┌──

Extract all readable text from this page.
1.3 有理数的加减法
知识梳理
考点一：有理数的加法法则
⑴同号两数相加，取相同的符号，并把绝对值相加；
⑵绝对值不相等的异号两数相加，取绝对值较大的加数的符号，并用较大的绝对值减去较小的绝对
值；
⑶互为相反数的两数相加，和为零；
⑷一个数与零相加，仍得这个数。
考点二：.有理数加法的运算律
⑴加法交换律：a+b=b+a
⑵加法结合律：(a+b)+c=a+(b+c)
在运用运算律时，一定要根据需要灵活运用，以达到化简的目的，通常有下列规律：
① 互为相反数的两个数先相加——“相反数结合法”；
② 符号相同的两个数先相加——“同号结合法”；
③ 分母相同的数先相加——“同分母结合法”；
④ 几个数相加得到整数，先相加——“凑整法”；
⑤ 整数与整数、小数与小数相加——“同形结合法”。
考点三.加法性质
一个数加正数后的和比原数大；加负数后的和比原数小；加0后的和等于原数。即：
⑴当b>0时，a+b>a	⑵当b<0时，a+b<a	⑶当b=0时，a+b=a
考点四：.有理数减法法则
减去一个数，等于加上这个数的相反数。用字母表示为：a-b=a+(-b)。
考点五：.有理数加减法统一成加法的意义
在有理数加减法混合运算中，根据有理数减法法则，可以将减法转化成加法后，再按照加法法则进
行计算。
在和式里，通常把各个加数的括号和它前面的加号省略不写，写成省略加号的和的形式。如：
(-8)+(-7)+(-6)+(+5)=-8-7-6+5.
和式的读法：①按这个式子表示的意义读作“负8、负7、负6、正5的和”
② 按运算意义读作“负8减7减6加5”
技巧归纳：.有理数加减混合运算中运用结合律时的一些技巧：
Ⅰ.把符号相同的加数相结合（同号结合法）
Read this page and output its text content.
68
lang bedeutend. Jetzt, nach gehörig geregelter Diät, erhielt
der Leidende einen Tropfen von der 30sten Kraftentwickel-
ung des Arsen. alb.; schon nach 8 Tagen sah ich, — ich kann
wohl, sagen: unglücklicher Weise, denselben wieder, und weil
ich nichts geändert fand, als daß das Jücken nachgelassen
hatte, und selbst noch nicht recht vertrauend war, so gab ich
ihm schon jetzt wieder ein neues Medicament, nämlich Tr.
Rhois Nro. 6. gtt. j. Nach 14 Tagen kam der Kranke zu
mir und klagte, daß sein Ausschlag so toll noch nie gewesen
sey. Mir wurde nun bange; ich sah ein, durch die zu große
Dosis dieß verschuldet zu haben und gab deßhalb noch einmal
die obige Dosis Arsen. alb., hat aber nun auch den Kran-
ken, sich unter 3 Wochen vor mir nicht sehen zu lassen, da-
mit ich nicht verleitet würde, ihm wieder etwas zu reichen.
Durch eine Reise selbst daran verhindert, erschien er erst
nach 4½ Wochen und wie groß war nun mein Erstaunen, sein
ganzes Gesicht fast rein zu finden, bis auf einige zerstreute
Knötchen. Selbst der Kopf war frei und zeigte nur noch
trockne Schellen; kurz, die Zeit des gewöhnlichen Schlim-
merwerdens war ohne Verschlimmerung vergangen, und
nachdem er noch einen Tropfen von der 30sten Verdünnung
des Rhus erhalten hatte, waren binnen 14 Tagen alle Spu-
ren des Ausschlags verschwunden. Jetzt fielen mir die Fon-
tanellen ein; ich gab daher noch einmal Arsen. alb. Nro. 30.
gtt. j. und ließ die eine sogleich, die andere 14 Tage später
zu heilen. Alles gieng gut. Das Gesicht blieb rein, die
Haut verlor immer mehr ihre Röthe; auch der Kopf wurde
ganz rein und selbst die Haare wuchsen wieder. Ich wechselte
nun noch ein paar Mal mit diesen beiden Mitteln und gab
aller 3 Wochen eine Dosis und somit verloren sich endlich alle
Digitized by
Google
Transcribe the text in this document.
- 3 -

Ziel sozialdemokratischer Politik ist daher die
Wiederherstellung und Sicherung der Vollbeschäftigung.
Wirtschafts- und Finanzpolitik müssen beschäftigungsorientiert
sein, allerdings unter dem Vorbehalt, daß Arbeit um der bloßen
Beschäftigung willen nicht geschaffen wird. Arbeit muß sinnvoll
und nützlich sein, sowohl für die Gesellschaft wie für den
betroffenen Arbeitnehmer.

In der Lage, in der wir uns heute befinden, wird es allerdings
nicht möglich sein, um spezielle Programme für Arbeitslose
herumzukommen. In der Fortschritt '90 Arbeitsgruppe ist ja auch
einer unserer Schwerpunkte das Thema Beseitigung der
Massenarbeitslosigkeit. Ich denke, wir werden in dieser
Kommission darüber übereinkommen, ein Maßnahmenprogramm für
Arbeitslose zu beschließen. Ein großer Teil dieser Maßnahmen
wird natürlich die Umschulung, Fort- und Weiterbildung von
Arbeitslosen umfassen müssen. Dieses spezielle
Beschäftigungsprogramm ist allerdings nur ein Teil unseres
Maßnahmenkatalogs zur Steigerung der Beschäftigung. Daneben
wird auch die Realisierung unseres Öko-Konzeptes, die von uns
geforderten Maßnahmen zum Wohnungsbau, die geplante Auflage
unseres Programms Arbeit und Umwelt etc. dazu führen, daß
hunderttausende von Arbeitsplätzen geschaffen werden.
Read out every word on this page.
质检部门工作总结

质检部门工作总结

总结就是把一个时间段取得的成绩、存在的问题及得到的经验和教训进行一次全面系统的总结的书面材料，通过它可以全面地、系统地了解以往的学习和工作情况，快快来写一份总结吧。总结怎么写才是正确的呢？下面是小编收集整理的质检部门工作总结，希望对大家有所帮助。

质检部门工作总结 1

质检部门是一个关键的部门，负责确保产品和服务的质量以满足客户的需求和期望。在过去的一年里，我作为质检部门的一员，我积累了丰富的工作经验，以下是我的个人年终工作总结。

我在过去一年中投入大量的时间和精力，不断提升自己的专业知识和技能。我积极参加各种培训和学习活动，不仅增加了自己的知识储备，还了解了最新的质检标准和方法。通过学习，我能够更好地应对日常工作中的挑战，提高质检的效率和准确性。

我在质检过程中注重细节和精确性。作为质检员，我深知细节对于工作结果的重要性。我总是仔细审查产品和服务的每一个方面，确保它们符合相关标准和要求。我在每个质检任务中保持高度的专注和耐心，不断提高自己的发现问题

└──

> [REQUEST]: Transcribe the material above in its entirety. Match it exactly.

> [ANSWER TO THIS EXERCISE]:
Extract all readable text from this page.
1.3 有理数的加减法
知识梳理
考点一：有理数的加法法则
⑴同号两数相加，取相同的符号，并把绝对值相加；
⑵绝对值不相等的异号两数相加，取绝对值较大的加数的符号，并用较大的绝对值减去较小的绝对
值；
⑶互为相反数的两数相加，和为零；
⑷一个数与零相加，仍得这个数。
考点二：.有理数加法的运算律
⑴加法交换律：a+b=b+a
⑵加法结合律：(a+b)+c=a+(b+c)
在运用运算律时，一定要根据需要灵活运用，以达到化简的目的，通常有下列规律：
① 互为相反数的两个数先相加——“相反数结合法”；
② 符号相同的两个数先相加——“同号结合法”；
③ 分母相同的数先相加——“同分母结合法”；
④ 几个数相加得到整数，先相加——“凑整法”；
⑤ 整数与整数、小数与小数相加——“同形结合法”。
考点三.加法性质
一个数加正数后的和比原数大；加负数后的和比原数小；加0后的和等于原数。即：
⑴当b>0时，a+b>a	⑵当b<0时，a+b<a	⑶当b=0时，a+b=a
考点四：.有理数减法法则
减去一个数，等于加上这个数的相反数。用字母表示为：a-b=a+(-b)。
考点五：.有理数加减法统一成加法的意义
在有理数加减法混合运算中，根据有理数减法法则，可以将减法转化成加法后，再按照加法法则进
行计算。
在和式里，通常把各个加数的括号和它前面的加号省略不写，写成省略加号的和的形式。如：
(-8)+(-7)+(-6)+(+5)=-8-7-6+5.
和式的读法：①按这个式子表示的意义读作“负8、负7、负6、正5的和”
② 按运算意义读作“负8减7减6加5”
技巧归纳：.有理数加减混合运算中运用结合律时的一些技巧：
Ⅰ.把符号相同的加数相结合（同号结合法）
Read this page and output its text content.
68
lang bedeutend. Jetzt, nach gehörig geregelter Diät, erhielt
der Leidende einen Tropfen von der 30sten Kraftentwickel-
ung des Arsen. alb.; schon nach 8 Tagen sah ich, — ich kann
wohl, sagen: unglücklicher Weise, denselben wieder, und weil
ich nichts geändert fand, als daß das Jücken nachgelassen
hatte, und selbst noch nicht recht vertrauend war, so gab ich
ihm schon jetzt wieder ein neues Medicament, nämlich Tr.
Rhois Nro. 6. gtt. j. Nach 14 Tagen kam der Kranke zu
mir und klagte, daß sein Ausschlag so toll noch nie gewesen
sey. Mir wurde nun bange; ich sah ein, durch die zu große
Dosis dieß verschuldet zu haben und gab deßhalb noch einmal
die obige Dosis Arsen. alb., hat aber nun auch den Kran-
ken, sich unter 3 Wochen vor mir nicht sehen zu lassen, da-
mit ich nicht verleitet würde, ihm wieder etwas zu reichen.
Durch eine Reise selbst daran verhindert, erschien er erst
nach 4½ Wochen und wie groß war nun mein Erstaunen, sein
ganzes Gesicht fast rein zu finden, bis auf einige zerstreute
Knötchen. Selbst der Kopf war frei und zeigte nur noch
trockne Schellen; kurz, die Zeit des gewöhnlichen Schlim-
merwerdens war ohne Verschlimmerung vergangen, und
nachdem er noch einen Tropfen von der 30sten Verdünnung
des Rhus erhalten hatte, waren binnen 14 Tagen alle Spu-
ren des Ausschlags verschwunden. Jetzt fielen mir die Fon-
tanellen ein; ich gab daher noch einmal Arsen. alb. Nro. 30.
gtt. j. und ließ die eine sogleich, die andere 14 Tage später
zu heilen. Alles gieng gut. Das Gesicht blieb rein, die
Haut verlor immer mehr ihre Röthe; auch der Kopf wurde
ganz rein und selbst die Haare wuchsen wieder. Ich wechselte
nun noch ein paar Mal mit diesen beiden Mitteln und gab
aller 3 Wochen eine Dosis und somit verloren sich endlich alle
Digitized by
Google
Transcribe the text in this document.
- 3 -

Ziel sozialdemokratischer Politik ist daher die
Wiederherstellung und Sicherung der Vollbeschäftigung.
Wirtschafts- und Finanzpolitik müssen beschäftigungsorientiert
sein, allerdings unter dem Vorbehalt, daß Arbeit um der bloßen
Beschäftigung willen nicht geschaffen wird. Arbeit muß sinnvoll
und nützlich sein, sowohl für die Gesellschaft wie für den
betroffenen Arbeitnehmer.

In der Lage, in der wir uns heute befinden, wird es allerdings
nicht möglich sein, um spezielle Programme für Arbeitslose
herumzukommen. In der Fortschritt '90 Arbeitsgruppe ist ja auch
einer unserer Schwerpunkte das Thema Beseitigung der
Massenarbeitslosigkeit. Ich denke, wir werden in dieser
Kommission darüber übereinkommen, ein Maßnahmenprogramm für
Arbeitslose zu beschließen. Ein großer Teil dieser Maßnahmen
wird natürlich die Umschulung, Fort- und Weiterbildung von
Arbeitslosen umfassen müssen. Dieses spezielle
Beschäftigungsprogramm ist allerdings nur ein Teil unseres
Maßnahmenkatalogs zur Steigerung der Beschäftigung. Daneben
wird auch die Realisierung unseres Öko-Konzeptes, die von uns
geforderten Maßnahmen zum Wohnungsbau, die geplante Auflage
unseres Programms Arbeit und Umwelt etc. dazu führen, daß
hunderttausende von Arbeitsplätzen geschaffen werden.
Read out every word on this page.
质检部门工作总结

质检部门工作总结

总结就是把一个时间段取得的成绩、存在的问题及得到的经验和教训进行一次全面系统的总结的书面材料，通过它可以全面地、系统地了解以往的学习和工作情况，快快来写一份总结吧。总结怎么写才是正确的呢？下面是小编收集整理的质检部门工作总结，希望对大家有所帮助。

质检部门工作总结 1

质检部门是一个关键的部门，负责确保产品和服务的质量以满足客户的需求和期望。在过去的一年里，我作为质检部门的一员，我积累了丰富的工作经验，以下是我的个人年终工作总结。

我在过去一年中投入大量的时间和精力，不断提升自己的专业知识和技能。我积极参加各种培训和学习活动，不仅增加了自己的知识储备，还了解了最新的质检标准和方法。通过学习，我能够更好地应对日常工作中的挑战，提高质检的效率和准确性。

我在质检过程中注重细节和精确性。作为质检员，我深知细节对于工作结果的重要性。我总是仔细审查产品和服务的每一个方面，确保它们符合相关标准和要求。我在每个质检任务中保持高度的专注和耐心，不断提高自己的发现问题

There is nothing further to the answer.